--- START OF RECORDED INFORMATION ---

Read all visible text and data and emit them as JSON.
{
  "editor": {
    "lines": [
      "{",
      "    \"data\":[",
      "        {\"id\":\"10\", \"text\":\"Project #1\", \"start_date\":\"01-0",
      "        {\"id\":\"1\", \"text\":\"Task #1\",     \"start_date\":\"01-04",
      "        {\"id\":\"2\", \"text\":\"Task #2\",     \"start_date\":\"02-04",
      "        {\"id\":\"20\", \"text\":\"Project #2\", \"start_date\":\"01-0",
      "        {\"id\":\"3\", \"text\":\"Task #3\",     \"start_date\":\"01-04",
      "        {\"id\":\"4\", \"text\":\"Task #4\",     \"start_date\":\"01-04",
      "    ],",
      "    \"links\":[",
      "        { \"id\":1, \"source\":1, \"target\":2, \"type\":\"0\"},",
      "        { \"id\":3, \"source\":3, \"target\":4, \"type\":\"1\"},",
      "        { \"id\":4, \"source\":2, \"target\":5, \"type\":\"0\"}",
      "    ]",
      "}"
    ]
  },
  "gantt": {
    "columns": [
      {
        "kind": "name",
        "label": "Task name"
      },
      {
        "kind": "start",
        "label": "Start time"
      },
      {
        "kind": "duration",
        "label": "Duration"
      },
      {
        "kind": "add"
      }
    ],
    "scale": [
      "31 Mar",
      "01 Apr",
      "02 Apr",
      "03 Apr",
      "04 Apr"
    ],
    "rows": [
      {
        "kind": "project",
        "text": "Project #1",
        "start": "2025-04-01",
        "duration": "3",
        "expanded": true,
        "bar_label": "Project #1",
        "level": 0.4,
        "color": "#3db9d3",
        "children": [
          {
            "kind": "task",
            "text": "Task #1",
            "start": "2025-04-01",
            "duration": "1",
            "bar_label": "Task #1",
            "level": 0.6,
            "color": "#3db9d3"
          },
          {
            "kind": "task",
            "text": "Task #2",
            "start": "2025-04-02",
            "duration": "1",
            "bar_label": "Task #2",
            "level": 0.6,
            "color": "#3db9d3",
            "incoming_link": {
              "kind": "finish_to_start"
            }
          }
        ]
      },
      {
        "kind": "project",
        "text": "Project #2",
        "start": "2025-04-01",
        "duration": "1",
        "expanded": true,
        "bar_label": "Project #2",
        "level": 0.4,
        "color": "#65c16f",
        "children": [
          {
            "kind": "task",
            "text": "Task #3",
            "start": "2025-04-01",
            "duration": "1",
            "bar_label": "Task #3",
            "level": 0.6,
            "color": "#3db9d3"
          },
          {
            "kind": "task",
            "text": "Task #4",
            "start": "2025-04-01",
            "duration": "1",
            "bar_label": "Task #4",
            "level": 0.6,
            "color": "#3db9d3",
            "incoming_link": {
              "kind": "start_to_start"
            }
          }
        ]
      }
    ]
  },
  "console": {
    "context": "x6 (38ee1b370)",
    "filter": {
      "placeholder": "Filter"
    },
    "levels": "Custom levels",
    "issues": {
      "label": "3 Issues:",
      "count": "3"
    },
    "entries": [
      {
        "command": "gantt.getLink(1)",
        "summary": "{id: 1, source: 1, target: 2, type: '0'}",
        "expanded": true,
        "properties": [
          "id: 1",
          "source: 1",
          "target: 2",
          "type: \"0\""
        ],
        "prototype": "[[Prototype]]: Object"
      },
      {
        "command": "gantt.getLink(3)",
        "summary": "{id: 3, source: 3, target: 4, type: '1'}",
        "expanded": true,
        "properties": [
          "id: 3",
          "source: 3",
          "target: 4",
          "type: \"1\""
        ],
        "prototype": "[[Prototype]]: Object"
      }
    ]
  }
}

--- END OF RECORDED INFORMATION ---

EXERCISE TASK
Identify each line holding the string "data", and copy it out.

THE RESULT
Read all visible text and data and emit them as JSON.
      "    \"data\":[",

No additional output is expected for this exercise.